WHAT IS BEING ASKED
Copy every line from the records below that holds the word "процесса".

ENTRIES SHOWN
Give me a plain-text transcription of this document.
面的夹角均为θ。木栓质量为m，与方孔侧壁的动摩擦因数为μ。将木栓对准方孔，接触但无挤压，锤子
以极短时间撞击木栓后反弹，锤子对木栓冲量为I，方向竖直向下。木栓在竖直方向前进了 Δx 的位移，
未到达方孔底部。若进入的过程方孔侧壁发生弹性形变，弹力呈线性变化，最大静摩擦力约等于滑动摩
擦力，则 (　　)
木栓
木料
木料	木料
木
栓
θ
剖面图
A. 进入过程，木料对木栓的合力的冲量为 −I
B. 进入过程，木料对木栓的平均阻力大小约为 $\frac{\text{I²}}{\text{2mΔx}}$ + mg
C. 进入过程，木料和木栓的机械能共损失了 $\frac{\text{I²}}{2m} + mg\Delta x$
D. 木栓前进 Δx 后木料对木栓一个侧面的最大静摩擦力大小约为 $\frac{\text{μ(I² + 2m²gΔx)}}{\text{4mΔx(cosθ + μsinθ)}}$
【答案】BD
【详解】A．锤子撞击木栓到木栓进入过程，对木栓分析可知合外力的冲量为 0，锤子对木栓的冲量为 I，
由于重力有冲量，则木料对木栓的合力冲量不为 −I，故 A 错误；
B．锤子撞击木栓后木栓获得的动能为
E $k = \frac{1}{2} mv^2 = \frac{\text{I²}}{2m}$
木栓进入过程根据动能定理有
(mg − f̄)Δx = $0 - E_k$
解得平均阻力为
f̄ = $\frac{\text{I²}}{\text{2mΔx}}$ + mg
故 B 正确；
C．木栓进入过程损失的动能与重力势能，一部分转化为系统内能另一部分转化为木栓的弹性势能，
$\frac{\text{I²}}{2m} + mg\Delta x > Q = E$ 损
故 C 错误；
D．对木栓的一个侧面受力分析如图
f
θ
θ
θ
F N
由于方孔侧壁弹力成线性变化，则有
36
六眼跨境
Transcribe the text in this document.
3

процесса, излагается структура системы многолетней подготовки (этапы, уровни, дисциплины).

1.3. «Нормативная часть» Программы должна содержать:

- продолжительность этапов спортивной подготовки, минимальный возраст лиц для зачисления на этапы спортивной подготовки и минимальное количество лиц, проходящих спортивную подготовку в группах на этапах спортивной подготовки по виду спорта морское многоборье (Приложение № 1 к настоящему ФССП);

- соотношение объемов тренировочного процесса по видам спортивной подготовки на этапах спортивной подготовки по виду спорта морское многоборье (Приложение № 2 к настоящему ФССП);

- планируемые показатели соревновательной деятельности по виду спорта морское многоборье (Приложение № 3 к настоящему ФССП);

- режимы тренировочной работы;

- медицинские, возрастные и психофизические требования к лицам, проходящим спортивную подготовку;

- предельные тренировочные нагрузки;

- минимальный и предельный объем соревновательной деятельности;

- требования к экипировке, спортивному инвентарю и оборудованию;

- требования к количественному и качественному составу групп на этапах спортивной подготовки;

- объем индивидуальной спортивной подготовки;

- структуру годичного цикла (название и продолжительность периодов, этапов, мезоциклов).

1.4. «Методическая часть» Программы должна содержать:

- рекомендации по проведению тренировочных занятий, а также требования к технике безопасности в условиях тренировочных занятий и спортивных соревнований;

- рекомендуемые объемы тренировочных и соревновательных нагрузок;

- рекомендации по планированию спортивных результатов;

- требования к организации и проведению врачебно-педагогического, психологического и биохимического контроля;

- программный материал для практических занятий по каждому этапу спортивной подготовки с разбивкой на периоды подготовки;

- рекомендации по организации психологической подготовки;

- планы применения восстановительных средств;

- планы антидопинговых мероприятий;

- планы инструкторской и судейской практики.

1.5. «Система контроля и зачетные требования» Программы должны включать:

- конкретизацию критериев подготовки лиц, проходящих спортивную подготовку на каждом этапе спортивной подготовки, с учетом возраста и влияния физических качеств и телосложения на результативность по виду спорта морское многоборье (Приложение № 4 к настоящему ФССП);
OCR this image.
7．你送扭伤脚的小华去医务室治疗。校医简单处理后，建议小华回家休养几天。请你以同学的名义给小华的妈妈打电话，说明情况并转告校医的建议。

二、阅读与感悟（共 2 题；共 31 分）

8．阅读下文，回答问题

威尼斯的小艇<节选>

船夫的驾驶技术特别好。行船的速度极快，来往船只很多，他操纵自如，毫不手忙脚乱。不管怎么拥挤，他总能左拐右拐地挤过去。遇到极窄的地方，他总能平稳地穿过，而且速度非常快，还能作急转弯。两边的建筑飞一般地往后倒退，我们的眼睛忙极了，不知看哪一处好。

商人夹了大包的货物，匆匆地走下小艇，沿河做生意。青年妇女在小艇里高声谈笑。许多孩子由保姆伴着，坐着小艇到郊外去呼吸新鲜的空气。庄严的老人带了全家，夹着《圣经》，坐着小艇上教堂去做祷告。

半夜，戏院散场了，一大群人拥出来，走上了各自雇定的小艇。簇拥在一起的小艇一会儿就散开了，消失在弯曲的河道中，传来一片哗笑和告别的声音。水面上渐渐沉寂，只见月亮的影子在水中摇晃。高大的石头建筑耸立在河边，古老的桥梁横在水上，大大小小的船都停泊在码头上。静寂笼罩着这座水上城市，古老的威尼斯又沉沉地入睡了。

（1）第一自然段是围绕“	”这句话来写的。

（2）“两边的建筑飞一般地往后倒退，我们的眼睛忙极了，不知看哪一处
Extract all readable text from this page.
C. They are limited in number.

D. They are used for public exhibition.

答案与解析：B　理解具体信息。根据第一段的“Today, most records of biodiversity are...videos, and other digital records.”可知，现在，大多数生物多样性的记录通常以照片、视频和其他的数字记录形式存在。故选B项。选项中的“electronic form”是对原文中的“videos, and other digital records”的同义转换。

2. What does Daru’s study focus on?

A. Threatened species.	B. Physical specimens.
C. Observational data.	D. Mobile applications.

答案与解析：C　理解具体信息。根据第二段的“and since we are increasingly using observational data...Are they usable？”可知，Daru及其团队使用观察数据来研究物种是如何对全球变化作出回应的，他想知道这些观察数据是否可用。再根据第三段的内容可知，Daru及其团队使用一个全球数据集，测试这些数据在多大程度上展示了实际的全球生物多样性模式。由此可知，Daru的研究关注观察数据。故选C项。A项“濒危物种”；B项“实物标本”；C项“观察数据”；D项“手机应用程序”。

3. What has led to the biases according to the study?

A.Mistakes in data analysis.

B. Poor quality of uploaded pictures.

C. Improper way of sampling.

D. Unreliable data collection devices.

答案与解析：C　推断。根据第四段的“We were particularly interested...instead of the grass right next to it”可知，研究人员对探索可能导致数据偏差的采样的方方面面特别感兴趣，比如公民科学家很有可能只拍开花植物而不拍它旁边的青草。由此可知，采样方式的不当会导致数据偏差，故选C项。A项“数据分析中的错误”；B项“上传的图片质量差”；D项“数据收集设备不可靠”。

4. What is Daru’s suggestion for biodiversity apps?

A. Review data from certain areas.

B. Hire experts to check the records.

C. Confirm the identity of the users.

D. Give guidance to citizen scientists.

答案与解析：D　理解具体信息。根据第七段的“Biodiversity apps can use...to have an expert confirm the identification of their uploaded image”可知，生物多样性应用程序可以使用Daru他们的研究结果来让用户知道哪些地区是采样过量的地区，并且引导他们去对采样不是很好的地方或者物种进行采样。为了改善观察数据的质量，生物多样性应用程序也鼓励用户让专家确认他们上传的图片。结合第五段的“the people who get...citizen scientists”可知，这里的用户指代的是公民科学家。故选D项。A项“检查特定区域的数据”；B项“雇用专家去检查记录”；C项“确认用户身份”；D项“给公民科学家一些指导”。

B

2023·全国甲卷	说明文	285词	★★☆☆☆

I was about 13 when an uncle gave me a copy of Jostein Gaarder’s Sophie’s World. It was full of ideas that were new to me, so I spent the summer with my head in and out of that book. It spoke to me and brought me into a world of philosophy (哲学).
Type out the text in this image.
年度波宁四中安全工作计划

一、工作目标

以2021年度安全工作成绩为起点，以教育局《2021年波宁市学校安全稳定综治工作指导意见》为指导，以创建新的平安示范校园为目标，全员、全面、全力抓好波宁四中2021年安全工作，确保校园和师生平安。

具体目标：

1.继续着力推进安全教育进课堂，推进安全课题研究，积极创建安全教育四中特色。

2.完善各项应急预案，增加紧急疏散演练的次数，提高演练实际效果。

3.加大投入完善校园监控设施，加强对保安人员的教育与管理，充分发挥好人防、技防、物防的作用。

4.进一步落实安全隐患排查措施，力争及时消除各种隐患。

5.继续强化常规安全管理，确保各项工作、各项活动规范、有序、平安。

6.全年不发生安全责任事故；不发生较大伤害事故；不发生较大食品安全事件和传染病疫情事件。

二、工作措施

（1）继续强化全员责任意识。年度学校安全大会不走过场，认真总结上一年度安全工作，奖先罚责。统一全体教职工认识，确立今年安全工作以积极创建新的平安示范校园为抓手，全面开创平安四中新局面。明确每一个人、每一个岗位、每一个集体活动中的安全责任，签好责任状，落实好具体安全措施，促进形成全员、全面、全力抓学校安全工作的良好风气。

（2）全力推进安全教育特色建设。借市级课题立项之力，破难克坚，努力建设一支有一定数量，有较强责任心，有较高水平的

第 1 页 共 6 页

SOLUTION FOR THIS TASK
процесса, излагается структура системы многолетней подготовки (этапы, уровни, дисциплины).
- соотношение объемов тренировочного процесса по видам спортивной подготовки на этапах спортивной подготовки по виду спорта морское многоборье (Приложение № 2 к настоящему ФССП);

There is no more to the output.